▸ **JOB**
From the records below, copy every line that contains the word "name".

▸ **PROVIDED RECORDS**
──────

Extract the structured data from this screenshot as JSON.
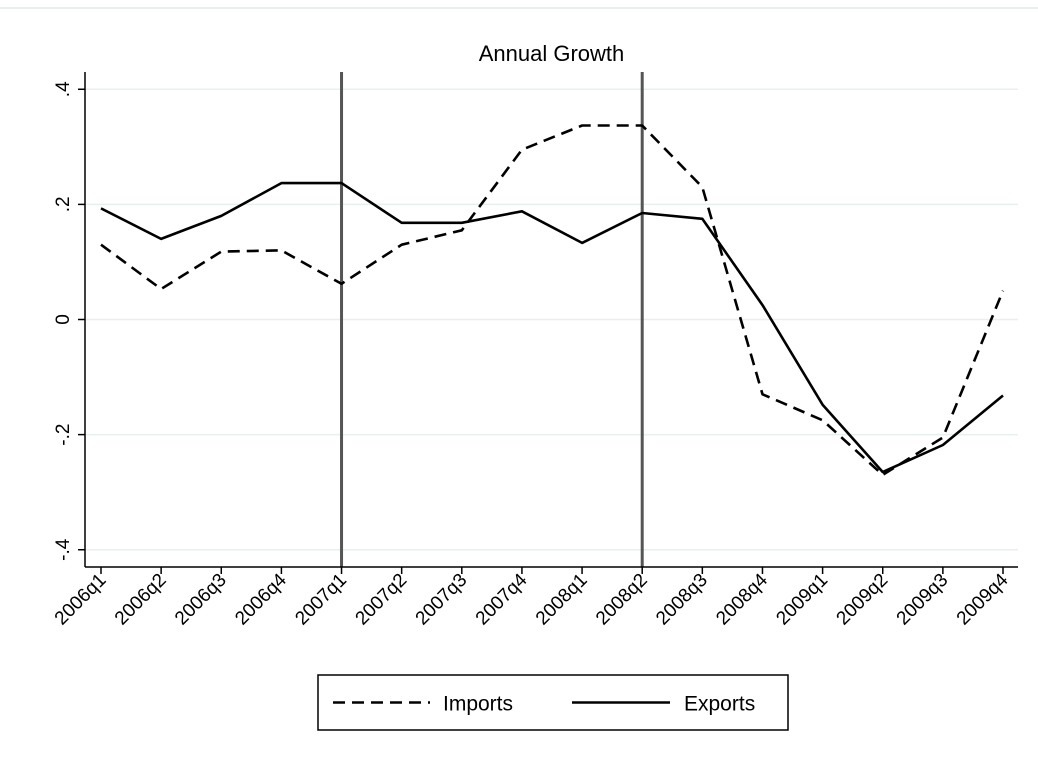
{
  "chart_data": {
    "type": "line",
    "title": "Annual Growth",
    "xlabel": "",
    "ylabel": "",
    "categories": [
      "2006q1",
      "2006q2",
      "2006q3",
      "2006q4",
      "2007q1",
      "2007q2",
      "2007q3",
      "2007q4",
      "2008q1",
      "2008q2",
      "2008q3",
      "2008q4",
      "2009q1",
      "2009q2",
      "2009q3",
      "2009q4"
    ],
    "y_ticks": [
      {
        "value": 0.4,
        "label": ".4"
      },
      {
        "value": 0.2,
        "label": ".2"
      },
      {
        "value": 0,
        "label": "0"
      },
      {
        "value": -0.2,
        "label": "-.2"
      },
      {
        "value": -0.4,
        "label": "-.4"
      }
    ],
    "ylim": [
      -0.43,
      0.43
    ],
    "grid": true,
    "series": [
      {
        "name": "Imports",
        "style": "dashed",
        "values": [
          0.13,
          0.053,
          0.118,
          0.12,
          0.062,
          0.13,
          0.155,
          0.295,
          0.337,
          0.337,
          0.23,
          -0.13,
          -0.175,
          -0.27,
          -0.205,
          0.05
        ]
      },
      {
        "name": "Exports",
        "style": "solid",
        "values": [
          0.193,
          0.14,
          0.18,
          0.237,
          0.237,
          0.168,
          0.168,
          0.188,
          0.133,
          0.185,
          0.175,
          0.025,
          -0.148,
          -0.265,
          -0.218,
          -0.132
        ]
      }
    ],
    "vertical_lines_at": [
      "2007q1",
      "2008q2"
    ],
    "legend": {
      "position": "bottom",
      "items": [
        "Imports",
        "Exports"
      ]
    },
    "colors": {
      "line": "#000000",
      "grid": "#e8efef",
      "vline": "#555555"
    }
  }
}
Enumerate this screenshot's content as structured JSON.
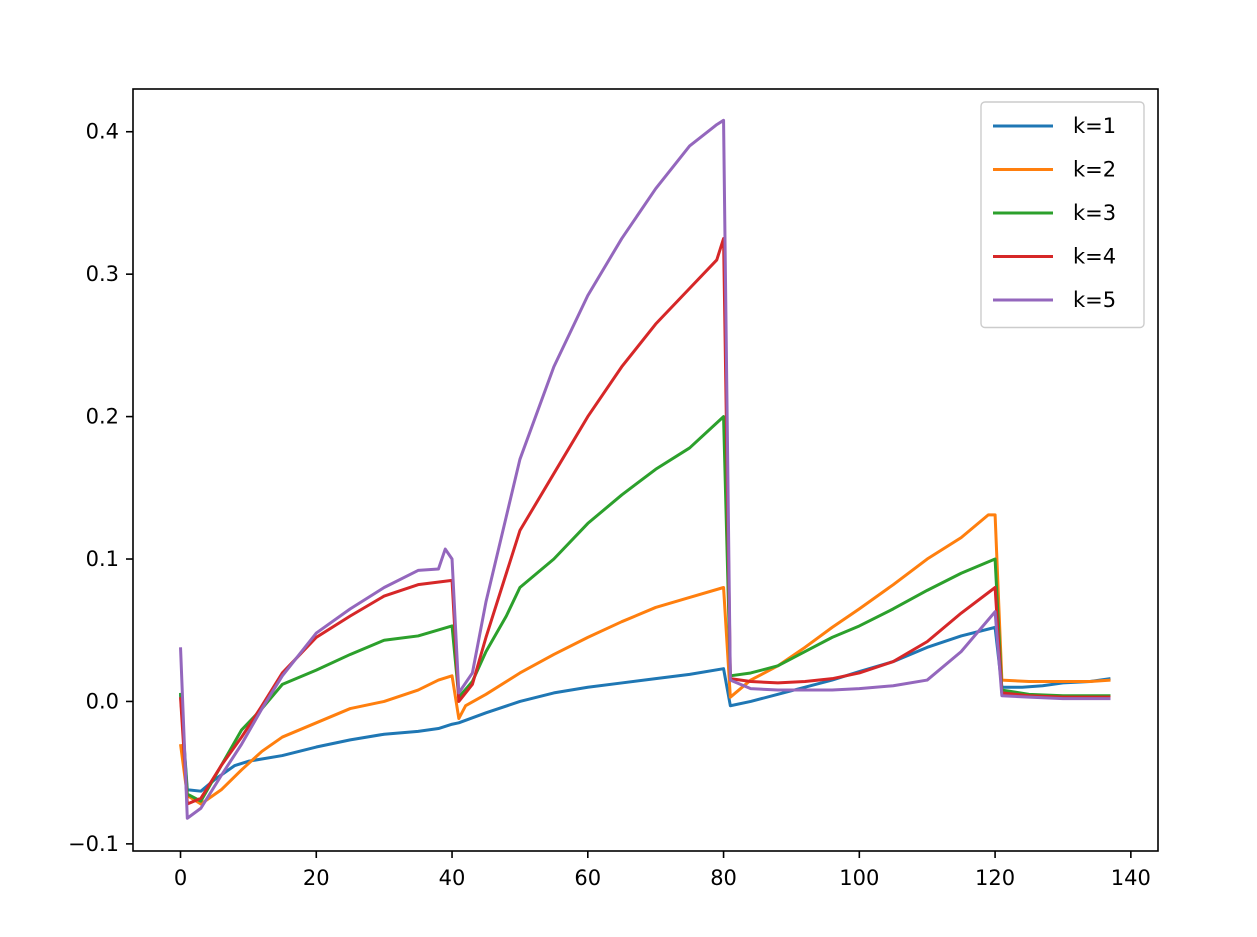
{
  "chart_data": {
    "type": "line",
    "title": "",
    "xlabel": "",
    "ylabel": "",
    "xlim": [
      -7,
      144
    ],
    "ylim": [
      -0.105,
      0.43
    ],
    "xticks": [
      0,
      20,
      40,
      60,
      80,
      100,
      120,
      140
    ],
    "xtick_labels": [
      "0",
      "20",
      "40",
      "60",
      "80",
      "100",
      "120",
      "140"
    ],
    "yticks": [
      -0.1,
      0.0,
      0.1,
      0.2,
      0.3,
      0.4
    ],
    "ytick_labels": [
      "−0.1",
      "0.0",
      "0.1",
      "0.2",
      "0.3",
      "0.4"
    ],
    "grid": false,
    "legend_position": "upper right",
    "series": [
      {
        "name": "k=1",
        "color": "#1f77b4",
        "points": [
          [
            0,
            0.005
          ],
          [
            1,
            -0.062
          ],
          [
            3,
            -0.063
          ],
          [
            5,
            -0.055
          ],
          [
            8,
            -0.045
          ],
          [
            10,
            -0.042
          ],
          [
            15,
            -0.038
          ],
          [
            20,
            -0.032
          ],
          [
            25,
            -0.027
          ],
          [
            30,
            -0.023
          ],
          [
            35,
            -0.021
          ],
          [
            38,
            -0.019
          ],
          [
            40,
            -0.016
          ],
          [
            41,
            -0.015
          ],
          [
            45,
            -0.008
          ],
          [
            50,
            0.0
          ],
          [
            55,
            0.006
          ],
          [
            60,
            0.01
          ],
          [
            65,
            0.013
          ],
          [
            70,
            0.016
          ],
          [
            75,
            0.019
          ],
          [
            80,
            0.023
          ],
          [
            81,
            -0.003
          ],
          [
            84,
            0.0
          ],
          [
            88,
            0.005
          ],
          [
            92,
            0.01
          ],
          [
            96,
            0.015
          ],
          [
            100,
            0.021
          ],
          [
            105,
            0.028
          ],
          [
            110,
            0.038
          ],
          [
            115,
            0.046
          ],
          [
            120,
            0.052
          ],
          [
            121,
            0.01
          ],
          [
            124,
            0.01
          ],
          [
            127,
            0.011
          ],
          [
            130,
            0.013
          ],
          [
            134,
            0.014
          ],
          [
            137,
            0.016
          ]
        ]
      },
      {
        "name": "k=2",
        "color": "#ff7f0e",
        "points": [
          [
            0,
            -0.03
          ],
          [
            1,
            -0.066
          ],
          [
            3,
            -0.072
          ],
          [
            6,
            -0.062
          ],
          [
            9,
            -0.048
          ],
          [
            12,
            -0.035
          ],
          [
            15,
            -0.025
          ],
          [
            20,
            -0.015
          ],
          [
            25,
            -0.005
          ],
          [
            30,
            0.0
          ],
          [
            35,
            0.008
          ],
          [
            38,
            0.015
          ],
          [
            40,
            0.018
          ],
          [
            41,
            -0.012
          ],
          [
            42,
            -0.003
          ],
          [
            45,
            0.005
          ],
          [
            50,
            0.02
          ],
          [
            55,
            0.033
          ],
          [
            60,
            0.045
          ],
          [
            65,
            0.056
          ],
          [
            70,
            0.066
          ],
          [
            75,
            0.073
          ],
          [
            80,
            0.08
          ],
          [
            81,
            0.003
          ],
          [
            84,
            0.015
          ],
          [
            88,
            0.025
          ],
          [
            92,
            0.038
          ],
          [
            96,
            0.052
          ],
          [
            100,
            0.065
          ],
          [
            105,
            0.082
          ],
          [
            110,
            0.1
          ],
          [
            115,
            0.115
          ],
          [
            119,
            0.131
          ],
          [
            120,
            0.131
          ],
          [
            121,
            0.015
          ],
          [
            125,
            0.014
          ],
          [
            130,
            0.014
          ],
          [
            134,
            0.014
          ],
          [
            137,
            0.015
          ]
        ]
      },
      {
        "name": "k=3",
        "color": "#2ca02c",
        "points": [
          [
            0,
            0.006
          ],
          [
            1,
            -0.065
          ],
          [
            3,
            -0.07
          ],
          [
            6,
            -0.045
          ],
          [
            9,
            -0.02
          ],
          [
            12,
            -0.005
          ],
          [
            15,
            0.012
          ],
          [
            20,
            0.022
          ],
          [
            25,
            0.033
          ],
          [
            30,
            0.043
          ],
          [
            35,
            0.046
          ],
          [
            40,
            0.053
          ],
          [
            41,
            0.003
          ],
          [
            43,
            0.014
          ],
          [
            45,
            0.035
          ],
          [
            48,
            0.06
          ],
          [
            50,
            0.08
          ],
          [
            55,
            0.1
          ],
          [
            60,
            0.125
          ],
          [
            65,
            0.145
          ],
          [
            70,
            0.163
          ],
          [
            75,
            0.178
          ],
          [
            80,
            0.2
          ],
          [
            81,
            0.018
          ],
          [
            84,
            0.02
          ],
          [
            88,
            0.025
          ],
          [
            92,
            0.035
          ],
          [
            96,
            0.045
          ],
          [
            100,
            0.053
          ],
          [
            105,
            0.065
          ],
          [
            110,
            0.078
          ],
          [
            115,
            0.09
          ],
          [
            120,
            0.1
          ],
          [
            121,
            0.008
          ],
          [
            125,
            0.005
          ],
          [
            130,
            0.004
          ],
          [
            134,
            0.004
          ],
          [
            137,
            0.004
          ]
        ]
      },
      {
        "name": "k=4",
        "color": "#d62728",
        "points": [
          [
            0,
            0.003
          ],
          [
            1,
            -0.072
          ],
          [
            3,
            -0.068
          ],
          [
            6,
            -0.045
          ],
          [
            9,
            -0.025
          ],
          [
            12,
            -0.003
          ],
          [
            15,
            0.02
          ],
          [
            20,
            0.045
          ],
          [
            25,
            0.06
          ],
          [
            30,
            0.074
          ],
          [
            35,
            0.082
          ],
          [
            40,
            0.085
          ],
          [
            41,
            0.0
          ],
          [
            43,
            0.012
          ],
          [
            45,
            0.045
          ],
          [
            48,
            0.09
          ],
          [
            50,
            0.12
          ],
          [
            55,
            0.16
          ],
          [
            60,
            0.2
          ],
          [
            65,
            0.235
          ],
          [
            70,
            0.265
          ],
          [
            75,
            0.29
          ],
          [
            79,
            0.31
          ],
          [
            80,
            0.325
          ],
          [
            81,
            0.016
          ],
          [
            84,
            0.014
          ],
          [
            88,
            0.013
          ],
          [
            92,
            0.014
          ],
          [
            96,
            0.016
          ],
          [
            100,
            0.02
          ],
          [
            105,
            0.028
          ],
          [
            110,
            0.042
          ],
          [
            115,
            0.062
          ],
          [
            120,
            0.08
          ],
          [
            121,
            0.006
          ],
          [
            125,
            0.004
          ],
          [
            130,
            0.003
          ],
          [
            134,
            0.003
          ],
          [
            137,
            0.003
          ]
        ]
      },
      {
        "name": "k=5",
        "color": "#9467bd",
        "points": [
          [
            0,
            0.038
          ],
          [
            1,
            -0.082
          ],
          [
            3,
            -0.075
          ],
          [
            6,
            -0.052
          ],
          [
            9,
            -0.03
          ],
          [
            12,
            -0.005
          ],
          [
            15,
            0.018
          ],
          [
            20,
            0.048
          ],
          [
            25,
            0.065
          ],
          [
            30,
            0.08
          ],
          [
            35,
            0.092
          ],
          [
            38,
            0.093
          ],
          [
            39,
            0.107
          ],
          [
            40,
            0.1
          ],
          [
            41,
            0.006
          ],
          [
            43,
            0.02
          ],
          [
            45,
            0.07
          ],
          [
            48,
            0.13
          ],
          [
            50,
            0.17
          ],
          [
            55,
            0.235
          ],
          [
            60,
            0.285
          ],
          [
            65,
            0.325
          ],
          [
            70,
            0.36
          ],
          [
            75,
            0.39
          ],
          [
            79,
            0.405
          ],
          [
            80,
            0.408
          ],
          [
            81,
            0.015
          ],
          [
            84,
            0.009
          ],
          [
            88,
            0.008
          ],
          [
            92,
            0.008
          ],
          [
            96,
            0.008
          ],
          [
            100,
            0.009
          ],
          [
            105,
            0.011
          ],
          [
            110,
            0.015
          ],
          [
            115,
            0.035
          ],
          [
            120,
            0.063
          ],
          [
            121,
            0.004
          ],
          [
            125,
            0.003
          ],
          [
            130,
            0.002
          ],
          [
            134,
            0.002
          ],
          [
            137,
            0.002
          ]
        ]
      }
    ]
  }
}
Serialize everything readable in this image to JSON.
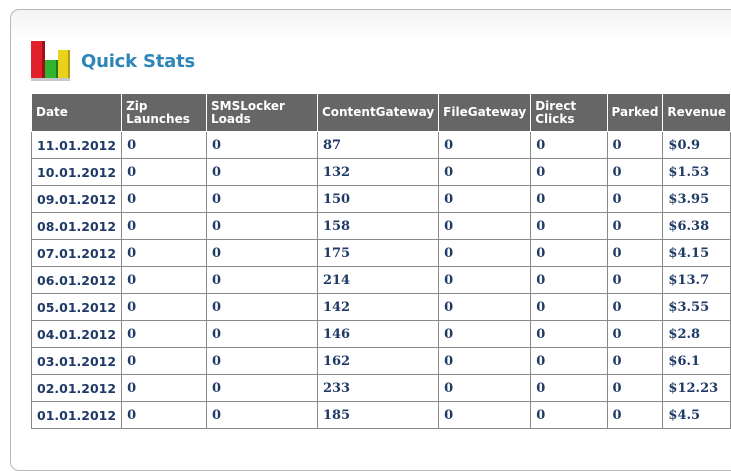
{
  "header": {
    "title": "Quick Stats"
  },
  "table": {
    "columns": [
      "Date",
      "Zip Launches",
      "SMSLocker Loads",
      "ContentGateway",
      "FileGateway",
      "Direct Clicks",
      "Parked",
      "Revenue"
    ],
    "rows": [
      [
        "11.01.2012",
        "0",
        "0",
        "87",
        "0",
        "0",
        "0",
        "$0.9"
      ],
      [
        "10.01.2012",
        "0",
        "0",
        "132",
        "0",
        "0",
        "0",
        "$1.53"
      ],
      [
        "09.01.2012",
        "0",
        "0",
        "150",
        "0",
        "0",
        "0",
        "$3.95"
      ],
      [
        "08.01.2012",
        "0",
        "0",
        "158",
        "0",
        "0",
        "0",
        "$6.38"
      ],
      [
        "07.01.2012",
        "0",
        "0",
        "175",
        "0",
        "0",
        "0",
        "$4.15"
      ],
      [
        "06.01.2012",
        "0",
        "0",
        "214",
        "0",
        "0",
        "0",
        "$13.7"
      ],
      [
        "05.01.2012",
        "0",
        "0",
        "142",
        "0",
        "0",
        "0",
        "$3.55"
      ],
      [
        "04.01.2012",
        "0",
        "0",
        "146",
        "0",
        "0",
        "0",
        "$2.8"
      ],
      [
        "03.01.2012",
        "0",
        "0",
        "162",
        "0",
        "0",
        "0",
        "$6.1"
      ],
      [
        "02.01.2012",
        "0",
        "0",
        "233",
        "0",
        "0",
        "0",
        "$12.23"
      ],
      [
        "01.01.2012",
        "0",
        "0",
        "185",
        "0",
        "0",
        "0",
        "$4.5"
      ]
    ]
  },
  "icon": {
    "name": "bar-chart-icon",
    "colors": [
      "#e0202a",
      "#2fb52f",
      "#e8d21c"
    ]
  }
}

──────

▸ **WORKED SOLUTION**
        "name": "Imports",
        "name": "Exports",
        "name": "k=1",
        "name": "k=2",
        "name": "k=3",
        "name": "k=4",
        "name": "k=5",
    "name": "bar-chart-icon",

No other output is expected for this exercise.